▶ **RECORDS TO PROCESS**
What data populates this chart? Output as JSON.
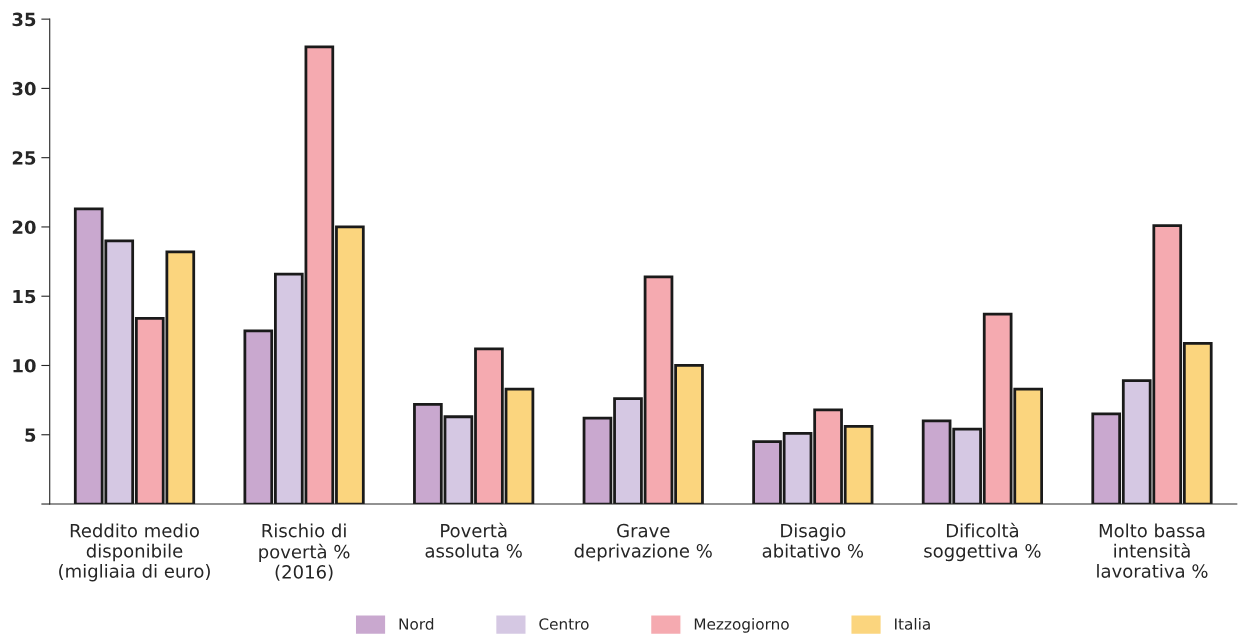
{
  "chart_data": {
    "type": "bar",
    "categories": [
      "Reddito medio\ndisponibile\n(migliaia di euro)",
      "Rischio di\npovertà %\n(2016)",
      "Povertà\nassoluta %",
      "Grave\ndeprivazione %",
      "Disagio\nabitativo %",
      "Dificoltà\nsoggettiva %",
      "Molto bassa\nintensità\nlavorativa %"
    ],
    "series": [
      {
        "name": "Nord",
        "color": "#c9a8cf",
        "values": [
          21.3,
          12.5,
          7.2,
          6.2,
          4.5,
          6.0,
          6.5
        ]
      },
      {
        "name": "Centro",
        "color": "#d5c8e3",
        "values": [
          19.0,
          16.6,
          6.3,
          7.6,
          5.1,
          5.4,
          8.9
        ]
      },
      {
        "name": "Mezzogiorno",
        "color": "#f5aab0",
        "values": [
          13.4,
          33.0,
          11.2,
          16.4,
          6.8,
          13.7,
          20.1
        ]
      },
      {
        "name": "Italia",
        "color": "#fbd57e",
        "values": [
          18.2,
          20.0,
          8.3,
          10.0,
          5.6,
          8.3,
          11.6
        ]
      }
    ],
    "ylim": [
      0,
      35
    ],
    "yticks": [
      {
        "value": 0,
        "label": null
      },
      5,
      10,
      15,
      20,
      25,
      30,
      35
    ],
    "grid": false,
    "legend": "bottom"
  }
}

▶ **BRIEF**
In the listing, find all lines with the string "color" and copy them.

▶ **CORRECT RESULT**
        "color": "#c9a8cf",
        "color": "#d5c8e3",
        "color": "#f5aab0",
        "color": "#fbd57e",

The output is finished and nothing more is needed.